(保存済みの項目)

----

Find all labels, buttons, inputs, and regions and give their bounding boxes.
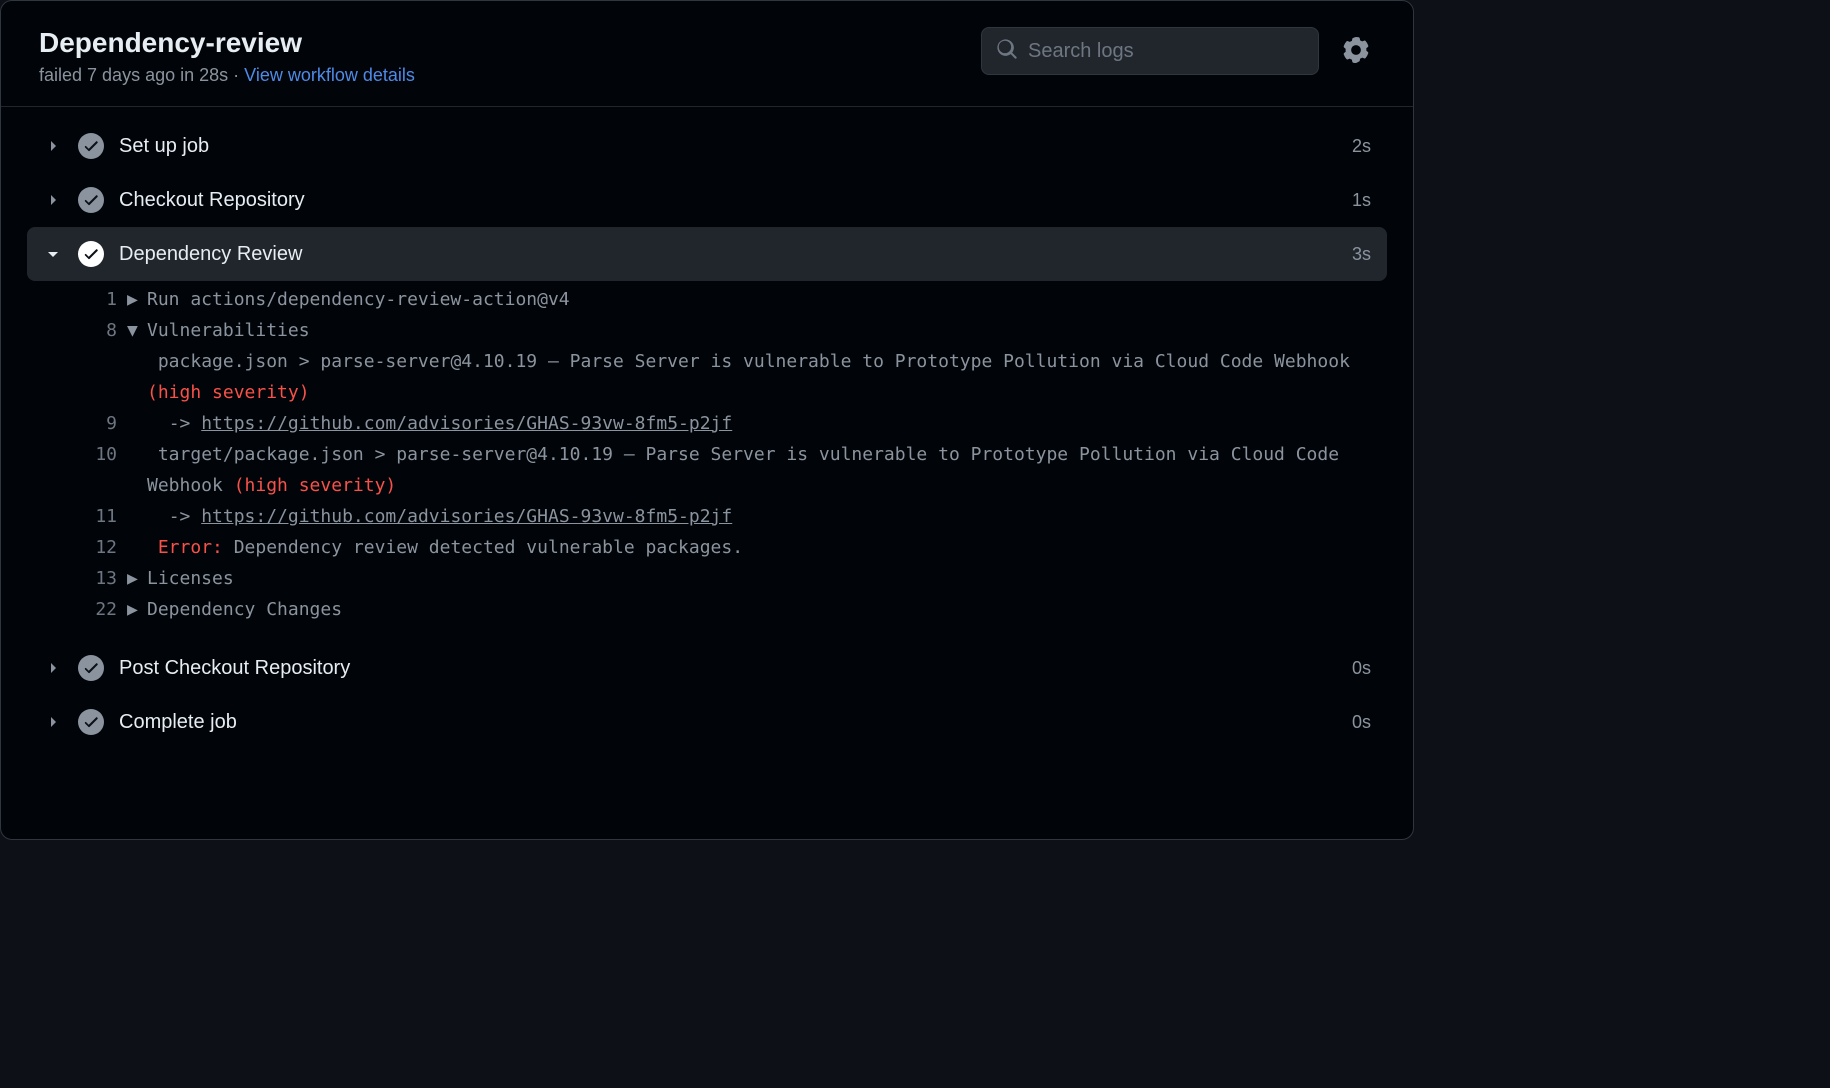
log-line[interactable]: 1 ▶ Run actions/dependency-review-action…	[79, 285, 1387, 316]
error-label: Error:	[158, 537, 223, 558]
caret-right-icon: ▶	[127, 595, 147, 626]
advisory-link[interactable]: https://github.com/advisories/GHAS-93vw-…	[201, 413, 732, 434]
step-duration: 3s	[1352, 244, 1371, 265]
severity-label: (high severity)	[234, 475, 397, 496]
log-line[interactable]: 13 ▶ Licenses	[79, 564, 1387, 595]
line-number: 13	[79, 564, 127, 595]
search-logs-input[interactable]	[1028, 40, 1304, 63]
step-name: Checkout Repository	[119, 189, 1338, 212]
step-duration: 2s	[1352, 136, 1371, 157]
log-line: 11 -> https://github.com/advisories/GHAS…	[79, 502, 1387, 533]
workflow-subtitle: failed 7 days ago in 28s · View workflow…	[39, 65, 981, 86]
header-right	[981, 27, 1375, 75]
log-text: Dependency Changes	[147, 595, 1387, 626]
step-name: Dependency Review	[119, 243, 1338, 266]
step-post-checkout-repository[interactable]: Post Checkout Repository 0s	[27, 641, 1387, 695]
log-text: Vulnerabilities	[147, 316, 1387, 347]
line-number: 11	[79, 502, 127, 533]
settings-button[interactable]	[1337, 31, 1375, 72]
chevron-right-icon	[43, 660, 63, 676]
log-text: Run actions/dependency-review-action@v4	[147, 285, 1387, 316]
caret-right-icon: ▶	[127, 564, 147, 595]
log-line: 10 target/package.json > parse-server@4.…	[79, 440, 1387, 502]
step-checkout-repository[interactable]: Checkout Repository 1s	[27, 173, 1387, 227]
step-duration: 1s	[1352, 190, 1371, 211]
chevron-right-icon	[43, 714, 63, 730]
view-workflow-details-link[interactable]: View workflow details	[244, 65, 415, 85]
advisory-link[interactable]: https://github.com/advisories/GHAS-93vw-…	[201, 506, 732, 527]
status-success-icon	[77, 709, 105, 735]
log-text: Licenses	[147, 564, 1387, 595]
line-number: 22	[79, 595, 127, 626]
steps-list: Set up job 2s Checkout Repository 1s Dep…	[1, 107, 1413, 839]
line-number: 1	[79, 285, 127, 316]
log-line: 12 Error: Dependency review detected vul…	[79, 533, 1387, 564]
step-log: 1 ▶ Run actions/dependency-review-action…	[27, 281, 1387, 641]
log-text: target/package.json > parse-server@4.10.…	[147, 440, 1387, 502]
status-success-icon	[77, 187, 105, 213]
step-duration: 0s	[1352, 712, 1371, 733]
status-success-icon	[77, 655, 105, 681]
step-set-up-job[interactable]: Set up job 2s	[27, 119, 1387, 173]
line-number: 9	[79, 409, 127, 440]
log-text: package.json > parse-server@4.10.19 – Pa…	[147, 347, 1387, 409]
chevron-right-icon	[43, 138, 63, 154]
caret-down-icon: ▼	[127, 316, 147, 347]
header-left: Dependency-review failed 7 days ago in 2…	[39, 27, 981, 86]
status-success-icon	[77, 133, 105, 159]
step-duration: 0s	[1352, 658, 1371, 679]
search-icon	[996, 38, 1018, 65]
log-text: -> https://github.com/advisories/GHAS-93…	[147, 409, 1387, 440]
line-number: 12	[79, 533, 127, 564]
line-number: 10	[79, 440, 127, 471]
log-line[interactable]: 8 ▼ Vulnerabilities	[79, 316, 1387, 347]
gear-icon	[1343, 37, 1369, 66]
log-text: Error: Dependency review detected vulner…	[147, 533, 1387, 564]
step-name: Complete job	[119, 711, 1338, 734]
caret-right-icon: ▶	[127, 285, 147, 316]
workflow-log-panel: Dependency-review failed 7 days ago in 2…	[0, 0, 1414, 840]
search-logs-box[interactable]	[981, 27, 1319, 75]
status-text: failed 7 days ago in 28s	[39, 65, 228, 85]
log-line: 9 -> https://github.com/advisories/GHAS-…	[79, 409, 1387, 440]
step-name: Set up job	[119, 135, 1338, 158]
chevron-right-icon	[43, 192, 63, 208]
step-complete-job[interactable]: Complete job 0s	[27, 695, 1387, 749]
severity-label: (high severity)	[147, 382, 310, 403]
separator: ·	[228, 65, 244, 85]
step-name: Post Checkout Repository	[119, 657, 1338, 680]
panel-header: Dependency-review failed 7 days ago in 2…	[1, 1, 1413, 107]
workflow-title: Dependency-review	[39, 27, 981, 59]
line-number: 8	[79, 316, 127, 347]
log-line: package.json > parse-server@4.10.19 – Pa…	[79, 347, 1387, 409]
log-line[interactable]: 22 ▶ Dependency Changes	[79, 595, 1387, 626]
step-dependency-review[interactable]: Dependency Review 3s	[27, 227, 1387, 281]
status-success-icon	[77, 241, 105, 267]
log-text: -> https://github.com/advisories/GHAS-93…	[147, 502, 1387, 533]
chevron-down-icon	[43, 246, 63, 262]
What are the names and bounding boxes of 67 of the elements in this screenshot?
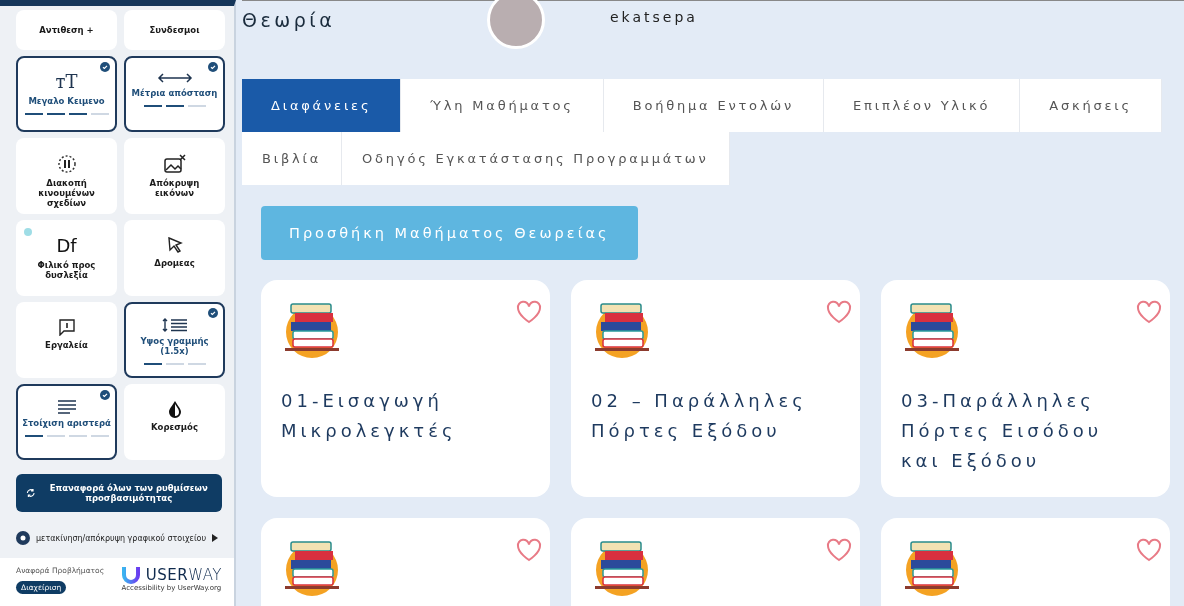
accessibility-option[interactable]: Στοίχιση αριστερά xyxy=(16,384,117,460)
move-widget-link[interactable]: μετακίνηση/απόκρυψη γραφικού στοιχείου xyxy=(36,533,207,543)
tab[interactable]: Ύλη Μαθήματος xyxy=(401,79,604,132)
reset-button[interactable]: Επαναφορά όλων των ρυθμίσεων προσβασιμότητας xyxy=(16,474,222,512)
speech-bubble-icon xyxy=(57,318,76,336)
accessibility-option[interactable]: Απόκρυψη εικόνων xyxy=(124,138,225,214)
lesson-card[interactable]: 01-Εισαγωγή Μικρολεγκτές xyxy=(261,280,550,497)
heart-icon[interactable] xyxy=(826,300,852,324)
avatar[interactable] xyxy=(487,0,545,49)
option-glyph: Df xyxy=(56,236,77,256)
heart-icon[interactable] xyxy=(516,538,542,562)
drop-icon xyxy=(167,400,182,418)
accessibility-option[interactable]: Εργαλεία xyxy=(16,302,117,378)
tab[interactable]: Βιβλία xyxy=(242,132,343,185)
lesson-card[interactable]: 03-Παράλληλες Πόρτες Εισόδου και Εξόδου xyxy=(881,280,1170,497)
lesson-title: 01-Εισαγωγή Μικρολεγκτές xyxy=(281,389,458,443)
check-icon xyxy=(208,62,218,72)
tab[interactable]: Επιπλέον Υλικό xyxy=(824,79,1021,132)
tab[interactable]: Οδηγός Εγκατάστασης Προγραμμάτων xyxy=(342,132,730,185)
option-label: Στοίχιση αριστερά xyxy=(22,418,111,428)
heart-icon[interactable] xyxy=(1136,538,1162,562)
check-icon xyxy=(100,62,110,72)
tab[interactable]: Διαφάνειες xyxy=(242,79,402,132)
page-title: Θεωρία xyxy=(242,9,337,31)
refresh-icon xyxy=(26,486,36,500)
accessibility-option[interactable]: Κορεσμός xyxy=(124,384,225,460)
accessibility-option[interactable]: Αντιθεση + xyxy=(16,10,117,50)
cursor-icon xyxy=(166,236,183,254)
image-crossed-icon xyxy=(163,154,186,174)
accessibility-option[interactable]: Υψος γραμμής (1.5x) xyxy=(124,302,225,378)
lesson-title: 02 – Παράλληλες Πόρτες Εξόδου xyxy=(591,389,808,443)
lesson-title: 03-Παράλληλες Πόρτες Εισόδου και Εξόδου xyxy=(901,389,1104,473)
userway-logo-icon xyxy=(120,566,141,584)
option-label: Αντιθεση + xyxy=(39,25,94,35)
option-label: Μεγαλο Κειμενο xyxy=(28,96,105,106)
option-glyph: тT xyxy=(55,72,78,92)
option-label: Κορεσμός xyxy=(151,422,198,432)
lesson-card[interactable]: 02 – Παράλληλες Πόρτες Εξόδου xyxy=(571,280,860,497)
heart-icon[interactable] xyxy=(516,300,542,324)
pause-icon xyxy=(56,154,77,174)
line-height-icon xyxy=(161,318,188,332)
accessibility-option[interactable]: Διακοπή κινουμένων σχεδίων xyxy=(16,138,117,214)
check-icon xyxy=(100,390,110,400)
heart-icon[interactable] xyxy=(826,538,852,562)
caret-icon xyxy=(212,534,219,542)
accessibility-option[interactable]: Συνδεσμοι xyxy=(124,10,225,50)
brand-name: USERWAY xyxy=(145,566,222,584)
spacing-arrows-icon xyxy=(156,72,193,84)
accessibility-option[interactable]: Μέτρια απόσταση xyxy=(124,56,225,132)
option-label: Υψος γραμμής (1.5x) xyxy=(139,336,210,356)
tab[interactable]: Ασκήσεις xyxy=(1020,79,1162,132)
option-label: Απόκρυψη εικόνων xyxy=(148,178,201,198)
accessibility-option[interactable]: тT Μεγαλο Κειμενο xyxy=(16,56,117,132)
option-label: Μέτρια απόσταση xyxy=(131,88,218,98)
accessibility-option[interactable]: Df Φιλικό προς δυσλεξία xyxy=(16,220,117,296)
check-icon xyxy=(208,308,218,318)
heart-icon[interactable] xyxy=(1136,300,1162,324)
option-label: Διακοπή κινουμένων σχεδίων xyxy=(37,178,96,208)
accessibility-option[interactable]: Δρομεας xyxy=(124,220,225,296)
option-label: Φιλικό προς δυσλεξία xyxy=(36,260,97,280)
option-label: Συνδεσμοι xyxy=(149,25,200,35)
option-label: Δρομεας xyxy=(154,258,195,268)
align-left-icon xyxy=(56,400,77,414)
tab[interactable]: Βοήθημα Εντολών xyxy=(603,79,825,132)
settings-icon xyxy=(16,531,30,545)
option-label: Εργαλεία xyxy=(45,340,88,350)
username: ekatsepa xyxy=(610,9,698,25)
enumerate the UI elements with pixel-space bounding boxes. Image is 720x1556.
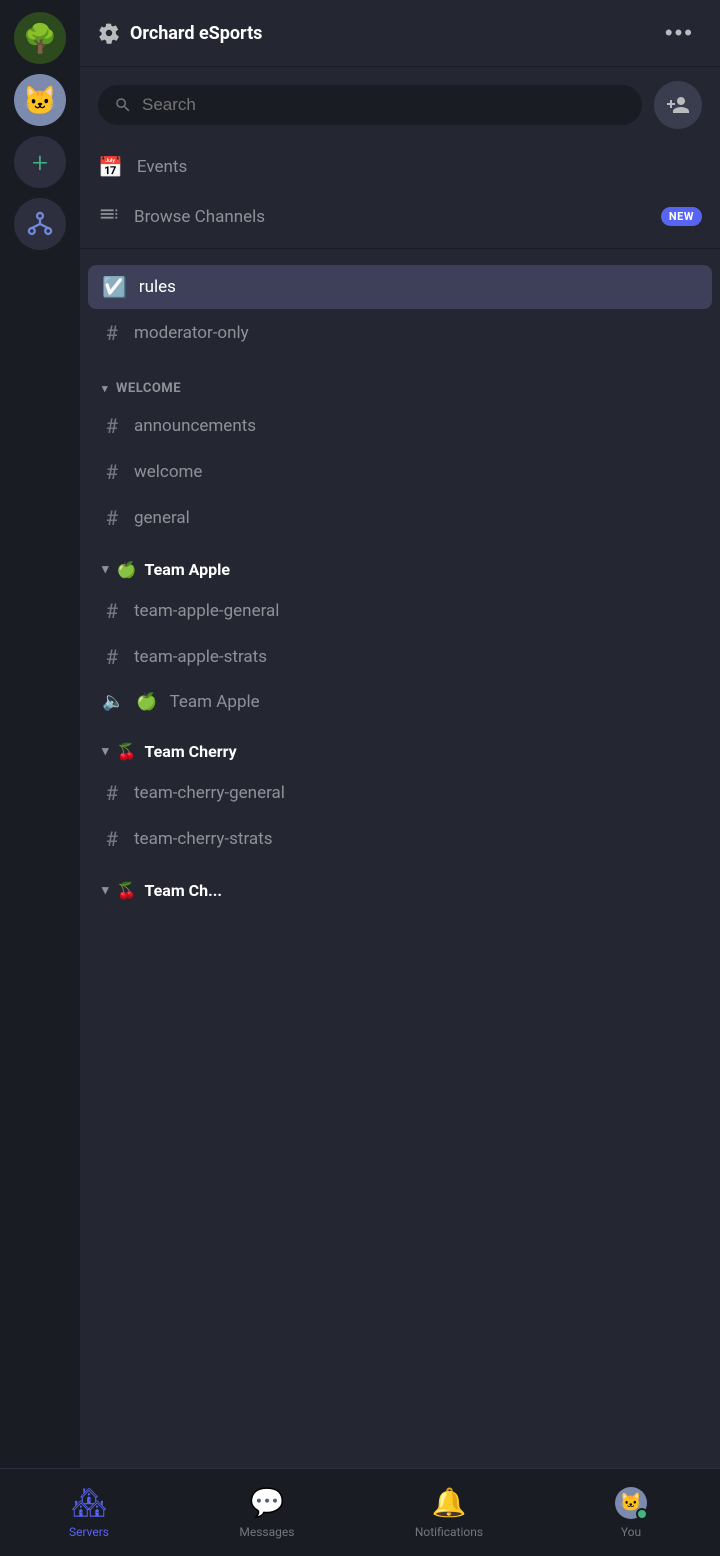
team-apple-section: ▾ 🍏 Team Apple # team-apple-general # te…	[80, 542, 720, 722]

----

» **課題の説明**
「log-line[interactable]: 1 ▶」を含む行から「log-line: 10 target/package.json」を含む行まで（両端を含む）を、1行につき1つの文字列としたJSONリストで示してください。空行は除きます。

» **回答**
[
  "log-line[interactable]: 1 ▶ Run actions/dependency-review-action…\t[79, 285, 1387, 316]",
  "error-label: Error:\t[158, 537, 223, 558]",
  "caret-right-icon: ▶\t[127, 595, 147, 626]",
  "advisory-link[interactable]: https://github.com/advisories/GHAS-93vw-…\t[201, 413, 732, 434]",
  "step-duration: 3s\t[1352, 244, 1371, 265]",
  "severity-label: (high severity)\t[234, 475, 397, 496]",
  "log-line[interactable]: 13 ▶ Licenses\t[79, 564, 1387, 595]",
  "line-number: 13\t[79, 564, 127, 595]",
  "search-logs-input[interactable]\t[1028, 40, 1304, 63]",
  "step-name: Checkout Repository\t[119, 189, 1338, 212]",
  "step-duration: 2s\t[1352, 136, 1371, 157]",
  "log-line: 11 -> https://github.com/advisories/GHAS…\t[79, 502, 1387, 533]",
  "workflow-subtitle: failed 7 days ago in 28s · View workflow…\t[39, 65, 981, 86]",
  "header-right\t[981, 27, 1375, 75]",
  "log-text: Dependency Changes\t[147, 595, 1387, 626]",
  "step-name: Dependency Review\t[119, 243, 1338, 266]",
  "step-post-checkout-repository[interactable]: Post Checkout Repository 0s\t[27, 641, 1387, 695]",
  "log-text: Vulnerabilities\t[147, 316, 1387, 347]",
  "line-number: 11\t[79, 502, 127, 533]",
  "settings-button[interactable]\t[1337, 31, 1375, 72]",
  "chevron-right-icon\t[43, 660, 63, 676]",
  "log-text: Run actions/dependency-review-action@v4\t[147, 285, 1387, 316]",
  "caret-right-icon: ▶\t[127, 564, 147, 595]",
  "log-line: 10 target/package.json > parse-server@4.…\t[79, 440, 1387, 502]"
]